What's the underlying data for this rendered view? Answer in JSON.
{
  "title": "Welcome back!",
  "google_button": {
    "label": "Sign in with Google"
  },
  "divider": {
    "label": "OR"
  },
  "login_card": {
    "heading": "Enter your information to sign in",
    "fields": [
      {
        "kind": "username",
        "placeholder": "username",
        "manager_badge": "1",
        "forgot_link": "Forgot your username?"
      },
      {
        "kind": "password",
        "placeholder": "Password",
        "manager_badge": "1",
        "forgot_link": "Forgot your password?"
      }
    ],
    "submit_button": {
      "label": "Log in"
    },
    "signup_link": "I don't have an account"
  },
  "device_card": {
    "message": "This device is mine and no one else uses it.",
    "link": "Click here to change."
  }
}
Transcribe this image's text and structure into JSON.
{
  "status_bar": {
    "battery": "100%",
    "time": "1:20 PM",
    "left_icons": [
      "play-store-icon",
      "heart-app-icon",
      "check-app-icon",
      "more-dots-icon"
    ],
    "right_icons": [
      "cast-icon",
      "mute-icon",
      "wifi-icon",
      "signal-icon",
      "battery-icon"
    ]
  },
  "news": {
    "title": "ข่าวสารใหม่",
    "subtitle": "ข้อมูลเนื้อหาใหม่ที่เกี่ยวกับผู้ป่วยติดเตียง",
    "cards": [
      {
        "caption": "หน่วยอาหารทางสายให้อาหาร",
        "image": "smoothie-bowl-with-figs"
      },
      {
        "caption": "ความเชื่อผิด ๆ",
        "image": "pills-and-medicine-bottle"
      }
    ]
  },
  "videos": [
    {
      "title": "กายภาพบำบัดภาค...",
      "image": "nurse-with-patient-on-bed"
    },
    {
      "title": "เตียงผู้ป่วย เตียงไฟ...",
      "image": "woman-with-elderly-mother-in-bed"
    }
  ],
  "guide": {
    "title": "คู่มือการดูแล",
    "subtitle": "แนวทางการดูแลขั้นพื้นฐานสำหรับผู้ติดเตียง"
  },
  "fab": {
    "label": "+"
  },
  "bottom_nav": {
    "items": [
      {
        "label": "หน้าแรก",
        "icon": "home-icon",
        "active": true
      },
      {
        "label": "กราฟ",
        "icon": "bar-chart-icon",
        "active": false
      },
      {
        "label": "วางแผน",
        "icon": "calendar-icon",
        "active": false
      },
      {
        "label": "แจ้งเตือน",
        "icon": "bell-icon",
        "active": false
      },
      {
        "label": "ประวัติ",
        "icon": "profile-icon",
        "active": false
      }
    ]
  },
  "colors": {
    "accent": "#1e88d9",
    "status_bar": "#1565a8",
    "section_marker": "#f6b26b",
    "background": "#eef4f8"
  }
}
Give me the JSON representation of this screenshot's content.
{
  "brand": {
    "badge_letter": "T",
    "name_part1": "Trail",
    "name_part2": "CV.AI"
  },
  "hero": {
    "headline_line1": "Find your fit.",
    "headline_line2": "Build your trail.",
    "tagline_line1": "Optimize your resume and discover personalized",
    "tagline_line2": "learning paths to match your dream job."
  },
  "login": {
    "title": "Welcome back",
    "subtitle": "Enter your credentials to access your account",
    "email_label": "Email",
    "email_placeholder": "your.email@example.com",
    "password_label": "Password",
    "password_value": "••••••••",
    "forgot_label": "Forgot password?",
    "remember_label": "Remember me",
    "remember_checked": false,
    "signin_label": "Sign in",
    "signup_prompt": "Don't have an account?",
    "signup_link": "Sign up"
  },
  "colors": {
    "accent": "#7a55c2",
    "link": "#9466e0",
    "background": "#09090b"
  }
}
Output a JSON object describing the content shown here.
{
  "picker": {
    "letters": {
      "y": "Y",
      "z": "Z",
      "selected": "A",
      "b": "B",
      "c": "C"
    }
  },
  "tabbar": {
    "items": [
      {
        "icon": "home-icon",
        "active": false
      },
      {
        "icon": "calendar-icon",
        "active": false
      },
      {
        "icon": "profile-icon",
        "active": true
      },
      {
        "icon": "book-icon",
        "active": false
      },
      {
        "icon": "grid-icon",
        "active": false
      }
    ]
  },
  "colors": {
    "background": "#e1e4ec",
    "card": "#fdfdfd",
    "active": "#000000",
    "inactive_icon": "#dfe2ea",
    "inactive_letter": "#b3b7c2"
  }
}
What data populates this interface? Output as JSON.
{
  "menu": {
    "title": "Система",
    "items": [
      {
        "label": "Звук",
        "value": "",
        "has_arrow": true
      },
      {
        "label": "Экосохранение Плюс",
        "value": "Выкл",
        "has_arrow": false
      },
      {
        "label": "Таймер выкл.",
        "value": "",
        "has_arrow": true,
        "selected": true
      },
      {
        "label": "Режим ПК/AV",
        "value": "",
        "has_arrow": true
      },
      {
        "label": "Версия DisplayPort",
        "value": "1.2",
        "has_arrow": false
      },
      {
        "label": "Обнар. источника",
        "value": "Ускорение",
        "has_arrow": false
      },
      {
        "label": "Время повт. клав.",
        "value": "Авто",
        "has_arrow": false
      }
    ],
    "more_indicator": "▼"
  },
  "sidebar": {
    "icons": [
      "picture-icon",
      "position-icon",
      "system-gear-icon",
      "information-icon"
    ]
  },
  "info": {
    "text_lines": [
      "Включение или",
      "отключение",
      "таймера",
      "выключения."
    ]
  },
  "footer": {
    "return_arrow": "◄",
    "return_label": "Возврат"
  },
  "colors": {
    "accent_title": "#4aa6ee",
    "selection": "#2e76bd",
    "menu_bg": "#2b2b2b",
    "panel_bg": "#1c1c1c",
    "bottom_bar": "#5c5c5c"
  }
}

==========

» The problem
Filter lines by "account" and return each hit.

» Completed exercise
    "signup_link": "I don't have an account"
    "subtitle": "Enter your credentials to access your account",
    "signup_prompt": "Don't have an account?",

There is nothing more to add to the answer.